SHORT PROBLEM: Extract every entry word for word. Skip the pictures.

[START OF DATASET CONTENT]

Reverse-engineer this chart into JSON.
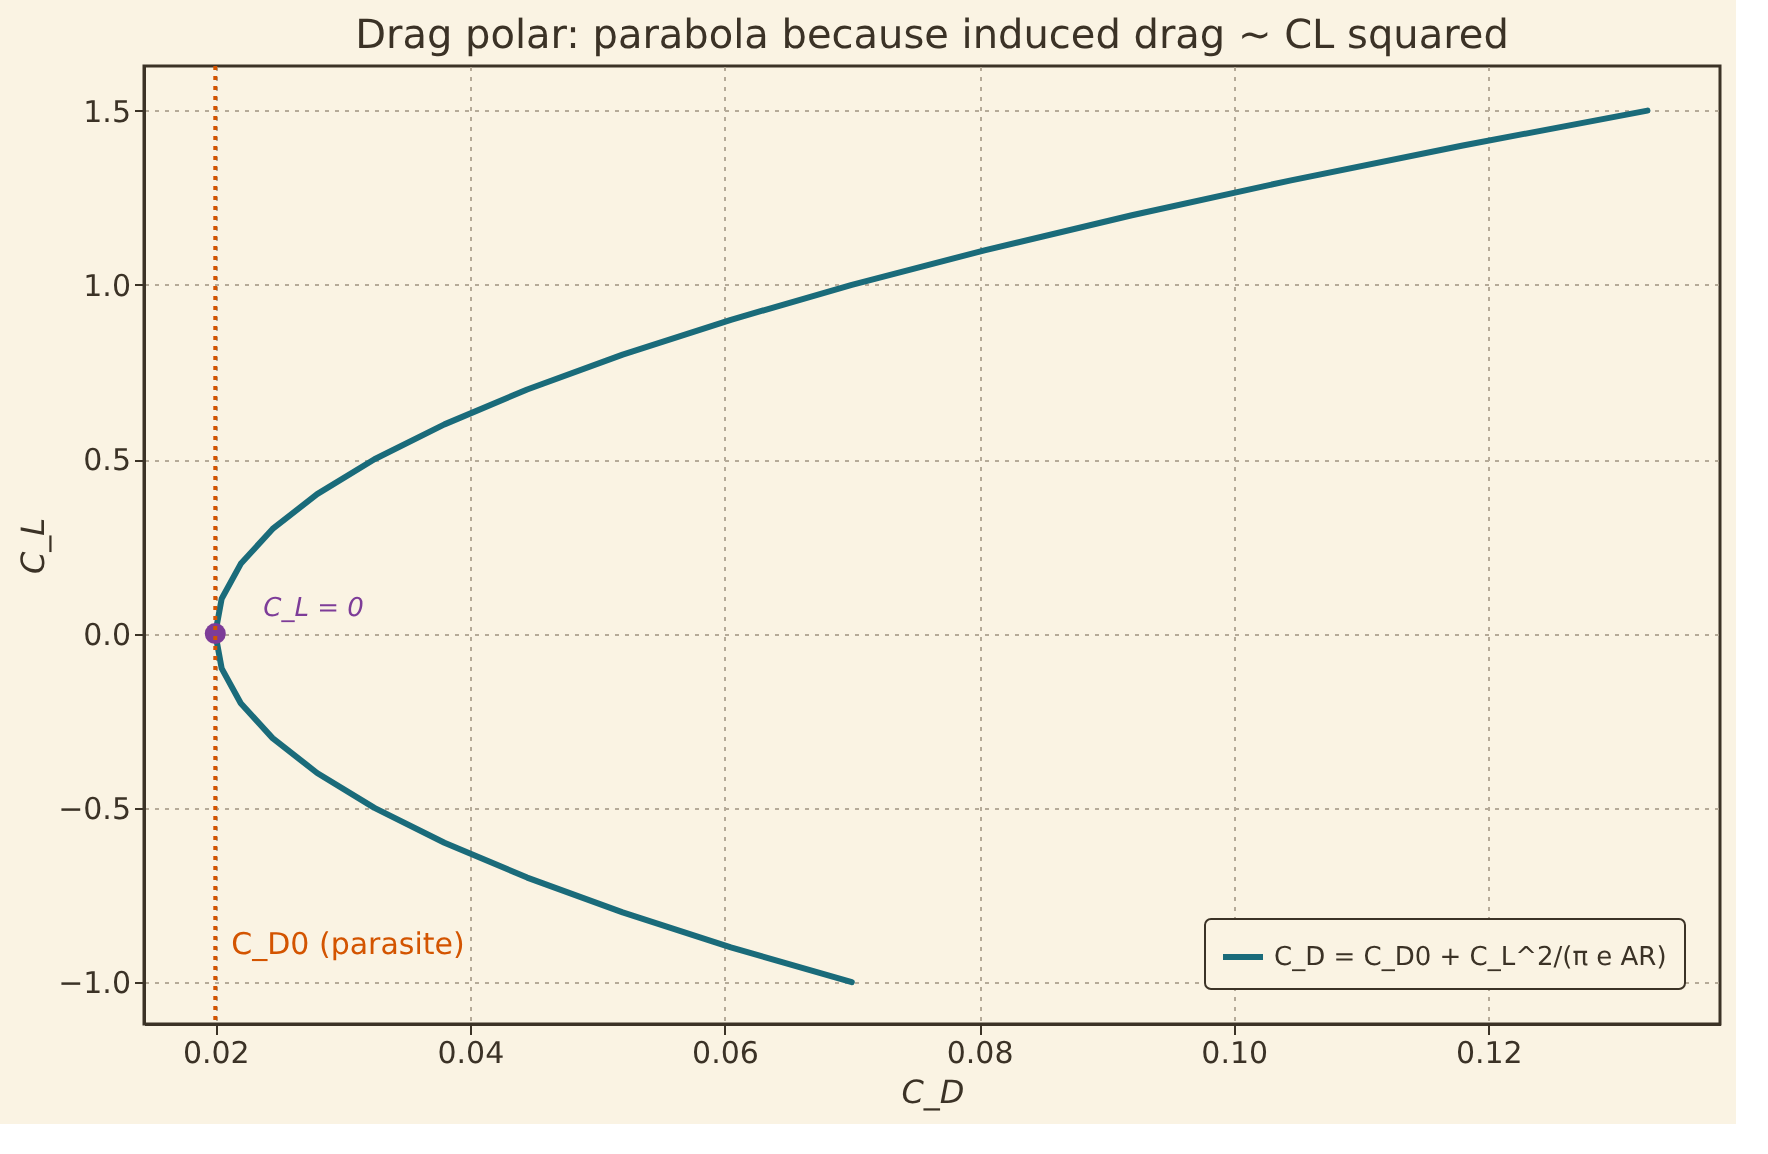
{
  "chart_data": {
    "type": "line",
    "title": "Drag polar: parabola because induced drag ~ CL squared",
    "xlabel": "C_D",
    "ylabel": "C_L",
    "xlim": [
      0.0144,
      0.1382
    ],
    "xticks": [
      {
        "value": 0.02,
        "label": "0.02"
      },
      {
        "value": 0.04,
        "label": "0.04"
      },
      {
        "value": 0.06,
        "label": "0.06"
      },
      {
        "value": 0.08,
        "label": "0.08"
      },
      {
        "value": 0.1,
        "label": "0.10"
      },
      {
        "value": 0.12,
        "label": "0.12"
      }
    ],
    "ylim": [
      -1.12,
      1.628
    ],
    "yticks": [
      {
        "value": -1,
        "label": "−1.0"
      },
      {
        "value": -0.5,
        "label": "−0.5"
      },
      {
        "value": 0,
        "label": "0.0"
      },
      {
        "value": 0.5,
        "label": "0.5"
      },
      {
        "value": 1,
        "label": "1.0"
      },
      {
        "value": 1.5,
        "label": "1.5"
      }
    ],
    "grid": true,
    "legend": "bottom right",
    "series": [
      {
        "name": "C_D = C_D0 + C_L^2/(π e AR)",
        "color": "#1a6b7a",
        "marker": "none",
        "line_style": "solid",
        "x": [
          0.07,
          0.0605,
          0.052,
          0.0445,
          0.038,
          0.0325,
          0.028,
          0.0245,
          0.022,
          0.0205,
          0.02,
          0.0205,
          0.022,
          0.0245,
          0.028,
          0.0325,
          0.038,
          0.0445,
          0.052,
          0.0605,
          0.07,
          0.0805,
          0.092,
          0.1045,
          0.118,
          0.1325
        ],
        "values": [
          -1.0,
          -0.9,
          -0.8,
          -0.7,
          -0.6,
          -0.5,
          -0.4,
          -0.3,
          -0.2,
          -0.1,
          0.0,
          0.1,
          0.2,
          0.3,
          0.4,
          0.5,
          0.6,
          0.7,
          0.8,
          0.9,
          1.0,
          1.1,
          1.2,
          1.3,
          1.4,
          1.5
        ]
      },
      {
        "type": "scatter",
        "color": "#7d3c98",
        "marker": "circle",
        "x": [
          0.02
        ],
        "values": [
          0.0
        ]
      }
    ],
    "ref_lines": [
      {
        "axis": "x",
        "value": 0.02,
        "label": "C_D0 (parasite)",
        "color": "#d35400",
        "line_style": "dotted"
      }
    ],
    "annotations": [
      {
        "text": "C_L = 0",
        "x": 0.02,
        "y": 0.0
      }
    ]
  }
}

[END OF DATASET CONTENT]

THE SOLUTION:
Reverse-engineer this chart into JSON.
{
  "chart_data": {
    "type": "line",
    "title": "Drag polar: parabola because induced drag ~ CL squared",
    "xlabel": "C_D",
    "ylabel": "C_L",
    "xlim": [
      0.0144,
      0.1382
    ],
    "xticks": [
      {
        "value": 0.02,
        "label": "0.02"
      },
      {
        "value": 0.04,
        "label": "0.04"
      },
      {
        "value": 0.06,
        "label": "0.06"
      },
      {
        "value": 0.08,
        "label": "0.08"
      },
      {
        "value": 0.1,
        "label": "0.10"
      },
      {
        "value": 0.12,
        "label": "0.12"
      }
    ],
    "ylim": [
      -1.12,
      1.628
    ],
    "yticks": [
      {
        "value": -1,
        "label": "−1.0"
      },
      {
        "value": -0.5,
        "label": "−0.5"
      },
      {
        "value": 0,
        "label": "0.0"
      },
      {
        "value": 0.5,
        "label": "0.5"
      },
      {
        "value": 1,
        "label": "1.0"
      },
      {
        "value": 1.5,
        "label": "1.5"
      }
    ],
    "grid": true,
    "legend": "bottom right",
    "series": [
      {
        "name": "C_D = C_D0 + C_L^2/(π e AR)",
        "color": "#1a6b7a",
        "marker": "none",
        "line_style": "solid",
        "x": [
          0.07,
          0.0605,
          0.052,
          0.0445,
          0.038,
          0.0325,
          0.028,
          0.0245,
          0.022,
          0.0205,
          0.02,
          0.0205,
          0.022,
          0.0245,
          0.028,
          0.0325,
          0.038,
          0.0445,
          0.052,
          0.0605,
          0.07,
          0.0805,
          0.092,
          0.1045,
          0.118,
          0.1325
        ],
        "values": [
          -1.0,
          -0.9,
          -0.8,
          -0.7,
          -0.6,
          -0.5,
          -0.4,
          -0.3,
          -0.2,
          -0.1,
          0.0,
          0.1,
          0.2,
          0.3,
          0.4,
          0.5,
          0.6,
          0.7,
          0.8,
          0.9,
          1.0,
          1.1,
          1.2,
          1.3,
          1.4,
          1.5
        ]
      },
      {
        "type": "scatter",
        "color": "#7d3c98",
        "marker": "circle",
        "x": [
          0.02
        ],
        "values": [
          0.0
        ]
      }
    ],
    "ref_lines": [
      {
        "axis": "x",
        "value": 0.02,
        "label": "C_D0 (parasite)",
        "color": "#d35400",
        "line_style": "dotted"
      }
    ],
    "annotations": [
      {
        "text": "C_L = 0",
        "x": 0.02,
        "y": 0.0
      }
    ]
  }
}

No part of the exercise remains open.